MATERIAL SUPPLIED:
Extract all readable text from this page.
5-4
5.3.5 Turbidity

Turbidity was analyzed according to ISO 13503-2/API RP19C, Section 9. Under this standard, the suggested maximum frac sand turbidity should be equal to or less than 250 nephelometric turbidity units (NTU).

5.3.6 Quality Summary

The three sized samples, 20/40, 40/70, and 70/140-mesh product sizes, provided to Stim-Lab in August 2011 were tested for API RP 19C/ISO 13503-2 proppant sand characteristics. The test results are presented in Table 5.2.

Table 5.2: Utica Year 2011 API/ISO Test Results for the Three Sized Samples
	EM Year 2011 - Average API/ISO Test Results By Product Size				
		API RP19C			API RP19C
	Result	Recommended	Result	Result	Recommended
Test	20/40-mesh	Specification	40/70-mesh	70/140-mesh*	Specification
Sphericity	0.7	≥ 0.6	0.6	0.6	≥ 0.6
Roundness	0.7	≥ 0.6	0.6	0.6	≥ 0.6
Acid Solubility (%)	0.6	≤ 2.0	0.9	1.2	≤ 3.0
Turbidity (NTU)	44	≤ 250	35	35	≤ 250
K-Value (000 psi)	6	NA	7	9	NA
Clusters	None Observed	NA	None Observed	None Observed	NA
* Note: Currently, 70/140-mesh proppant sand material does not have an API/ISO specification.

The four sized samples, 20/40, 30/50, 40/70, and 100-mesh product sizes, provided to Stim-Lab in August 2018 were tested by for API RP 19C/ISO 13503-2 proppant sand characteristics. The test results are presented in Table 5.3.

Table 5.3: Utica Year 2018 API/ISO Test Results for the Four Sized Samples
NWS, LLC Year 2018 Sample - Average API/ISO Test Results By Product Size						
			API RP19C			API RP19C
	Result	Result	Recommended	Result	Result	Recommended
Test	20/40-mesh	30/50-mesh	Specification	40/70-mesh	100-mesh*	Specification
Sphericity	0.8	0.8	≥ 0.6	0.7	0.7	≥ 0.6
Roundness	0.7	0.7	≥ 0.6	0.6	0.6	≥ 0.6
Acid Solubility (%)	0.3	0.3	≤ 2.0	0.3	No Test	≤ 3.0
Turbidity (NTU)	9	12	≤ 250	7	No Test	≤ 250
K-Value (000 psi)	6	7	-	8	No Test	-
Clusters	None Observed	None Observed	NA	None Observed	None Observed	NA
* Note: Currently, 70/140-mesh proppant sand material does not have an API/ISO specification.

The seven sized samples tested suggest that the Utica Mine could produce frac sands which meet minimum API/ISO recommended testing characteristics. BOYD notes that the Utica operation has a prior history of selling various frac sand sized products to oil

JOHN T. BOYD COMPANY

EXERCISE AIM:
Would you give the material above again, complete and exact?

REPLY TO THE TASK:
Extract all readable text from this page.
5-4
5.3.5 Turbidity

Turbidity was analyzed according to ISO 13503-2/API RP19C, Section 9. Under this standard, the suggested maximum frac sand turbidity should be equal to or less than 250 nephelometric turbidity units (NTU).

5.3.6 Quality Summary

The three sized samples, 20/40, 40/70, and 70/140-mesh product sizes, provided to Stim-Lab in August 2011 were tested for API RP 19C/ISO 13503-2 proppant sand characteristics. The test results are presented in Table 5.2.

Table 5.2: Utica Year 2011 API/ISO Test Results for the Three Sized Samples
	EM Year 2011 - Average API/ISO Test Results By Product Size				
		API RP19C			API RP19C
	Result	Recommended	Result	Result	Recommended
Test	20/40-mesh	Specification	40/70-mesh	70/140-mesh*	Specification
Sphericity	0.7	≥ 0.6	0.6	0.6	≥ 0.6
Roundness	0.7	≥ 0.6	0.6	0.6	≥ 0.6
Acid Solubility (%)	0.6	≤ 2.0	0.9	1.2	≤ 3.0
Turbidity (NTU)	44	≤ 250	35	35	≤ 250
K-Value (000 psi)	6	NA	7	9	NA
Clusters	None Observed	NA	None Observed	None Observed	NA
* Note: Currently, 70/140-mesh proppant sand material does not have an API/ISO specification.

The four sized samples, 20/40, 30/50, 40/70, and 100-mesh product sizes, provided to Stim-Lab in August 2018 were tested by for API RP 19C/ISO 13503-2 proppant sand characteristics. The test results are presented in Table 5.3.

Table 5.3: Utica Year 2018 API/ISO Test Results for the Four Sized Samples
NWS, LLC Year 2018 Sample - Average API/ISO Test Results By Product Size						
			API RP19C			API RP19C
	Result	Result	Recommended	Result	Result	Recommended
Test	20/40-mesh	30/50-mesh	Specification	40/70-mesh	100-mesh*	Specification
Sphericity	0.8	0.8	≥ 0.6	0.7	0.7	≥ 0.6
Roundness	0.7	0.7	≥ 0.6	0.6	0.6	≥ 0.6
Acid Solubility (%)	0.3	0.3	≤ 2.0	0.3	No Test	≤ 3.0
Turbidity (NTU)	9	12	≤ 250	7	No Test	≤ 250
K-Value (000 psi)	6	7	-	8	No Test	-
Clusters	None Observed	None Observed	NA	None Observed	None Observed	NA
* Note: Currently, 70/140-mesh proppant sand material does not have an API/ISO specification.

The seven sized samples tested suggest that the Utica Mine could produce frac sands which meet minimum API/ISO recommended testing characteristics. BOYD notes that the Utica operation has a prior history of selling various frac sand sized products to oil

JOHN T. BOYD COMPANY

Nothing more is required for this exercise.